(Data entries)
┄┄┄┄┄┄┄┄┄┄

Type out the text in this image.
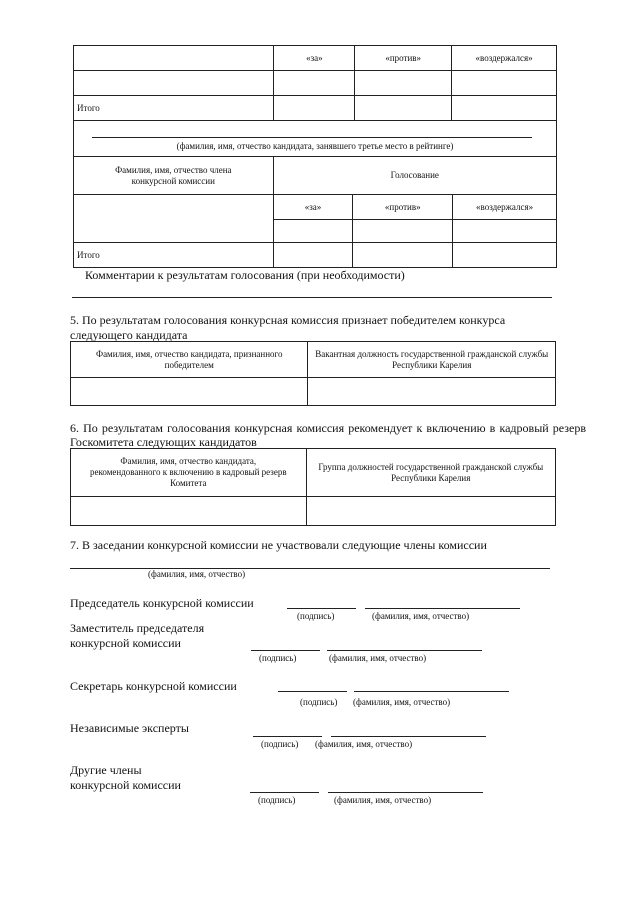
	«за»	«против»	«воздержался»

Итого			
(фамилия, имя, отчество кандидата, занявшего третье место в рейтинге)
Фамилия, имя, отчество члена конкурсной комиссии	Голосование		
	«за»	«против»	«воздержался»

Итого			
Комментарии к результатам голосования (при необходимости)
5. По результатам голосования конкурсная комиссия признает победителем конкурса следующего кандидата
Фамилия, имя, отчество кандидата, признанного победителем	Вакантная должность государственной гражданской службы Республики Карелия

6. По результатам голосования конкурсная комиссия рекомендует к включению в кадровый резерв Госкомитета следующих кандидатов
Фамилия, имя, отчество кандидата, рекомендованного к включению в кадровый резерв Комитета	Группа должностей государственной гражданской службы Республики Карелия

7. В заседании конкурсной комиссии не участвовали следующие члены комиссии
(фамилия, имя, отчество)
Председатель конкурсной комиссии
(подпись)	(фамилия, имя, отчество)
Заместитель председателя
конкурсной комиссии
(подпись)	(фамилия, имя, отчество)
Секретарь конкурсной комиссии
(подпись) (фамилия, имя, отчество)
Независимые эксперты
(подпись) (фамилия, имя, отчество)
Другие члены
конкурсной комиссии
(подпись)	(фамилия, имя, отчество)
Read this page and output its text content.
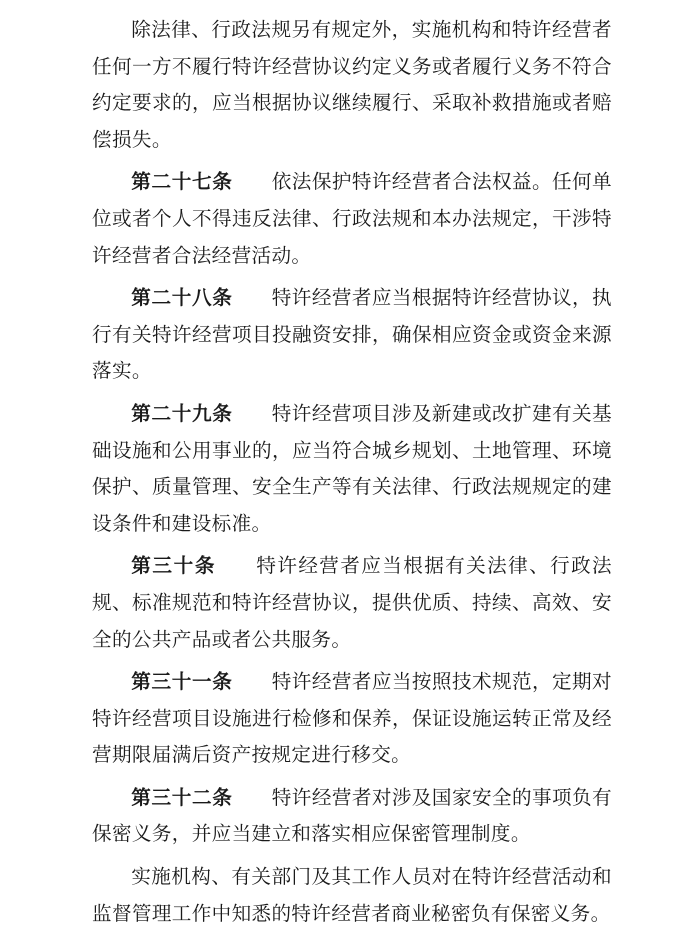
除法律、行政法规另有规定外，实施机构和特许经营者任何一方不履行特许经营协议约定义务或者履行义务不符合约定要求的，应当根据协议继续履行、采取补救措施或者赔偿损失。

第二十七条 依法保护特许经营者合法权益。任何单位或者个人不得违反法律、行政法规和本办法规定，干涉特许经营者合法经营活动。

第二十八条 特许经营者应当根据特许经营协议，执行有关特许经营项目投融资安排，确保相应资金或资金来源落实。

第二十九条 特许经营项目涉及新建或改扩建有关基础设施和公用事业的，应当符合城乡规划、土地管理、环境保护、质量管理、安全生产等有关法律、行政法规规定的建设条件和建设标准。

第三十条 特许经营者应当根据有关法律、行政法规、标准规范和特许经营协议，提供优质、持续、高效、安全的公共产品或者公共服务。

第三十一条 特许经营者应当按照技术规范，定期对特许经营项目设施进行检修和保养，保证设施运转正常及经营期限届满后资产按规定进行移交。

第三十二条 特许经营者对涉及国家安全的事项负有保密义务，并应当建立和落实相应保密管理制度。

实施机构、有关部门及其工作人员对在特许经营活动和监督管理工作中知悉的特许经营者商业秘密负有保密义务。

┄┄┄┄┄┄┄┄┄┄

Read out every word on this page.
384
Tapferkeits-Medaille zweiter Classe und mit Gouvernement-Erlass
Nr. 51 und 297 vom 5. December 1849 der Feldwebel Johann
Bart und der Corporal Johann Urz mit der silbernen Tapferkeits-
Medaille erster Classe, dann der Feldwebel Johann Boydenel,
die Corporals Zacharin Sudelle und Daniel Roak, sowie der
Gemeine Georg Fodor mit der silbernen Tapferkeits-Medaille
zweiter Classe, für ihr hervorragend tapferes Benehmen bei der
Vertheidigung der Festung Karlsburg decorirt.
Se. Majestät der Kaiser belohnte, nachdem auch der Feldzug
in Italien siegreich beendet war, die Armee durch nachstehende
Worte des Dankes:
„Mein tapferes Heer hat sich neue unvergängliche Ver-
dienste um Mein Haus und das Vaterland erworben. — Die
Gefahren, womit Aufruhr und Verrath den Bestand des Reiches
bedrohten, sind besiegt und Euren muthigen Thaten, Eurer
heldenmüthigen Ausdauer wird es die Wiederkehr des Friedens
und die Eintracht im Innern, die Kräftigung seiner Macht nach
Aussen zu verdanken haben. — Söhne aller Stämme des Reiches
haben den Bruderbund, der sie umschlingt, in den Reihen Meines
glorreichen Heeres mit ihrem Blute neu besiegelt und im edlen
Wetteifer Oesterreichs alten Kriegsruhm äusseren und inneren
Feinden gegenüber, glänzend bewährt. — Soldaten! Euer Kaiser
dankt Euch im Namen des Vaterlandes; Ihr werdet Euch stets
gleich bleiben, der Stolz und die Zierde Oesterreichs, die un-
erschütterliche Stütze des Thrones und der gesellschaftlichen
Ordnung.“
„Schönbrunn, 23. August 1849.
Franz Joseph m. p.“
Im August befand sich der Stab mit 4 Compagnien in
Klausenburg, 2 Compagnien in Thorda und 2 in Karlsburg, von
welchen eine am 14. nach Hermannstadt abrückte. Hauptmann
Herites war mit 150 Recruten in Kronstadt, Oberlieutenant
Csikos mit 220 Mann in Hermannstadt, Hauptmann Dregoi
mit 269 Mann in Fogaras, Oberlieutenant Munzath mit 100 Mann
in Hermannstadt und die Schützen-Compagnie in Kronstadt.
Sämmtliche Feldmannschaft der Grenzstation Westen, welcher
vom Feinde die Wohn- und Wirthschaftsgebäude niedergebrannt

┄┄┄┄┄┄┄┄┄┄

* _WHAT THIS TASK INVOLVES_:
For the listing above, identify each line bearing "конкурсная".

* _TASK SOLUTION_:
5. По результатам голосования конкурсная комиссия признает победителем конкурса следующего кандидата
6. По результатам голосования конкурсная комиссия рекомендует к включению в кадровый резерв Госкомитета следующих кандидатов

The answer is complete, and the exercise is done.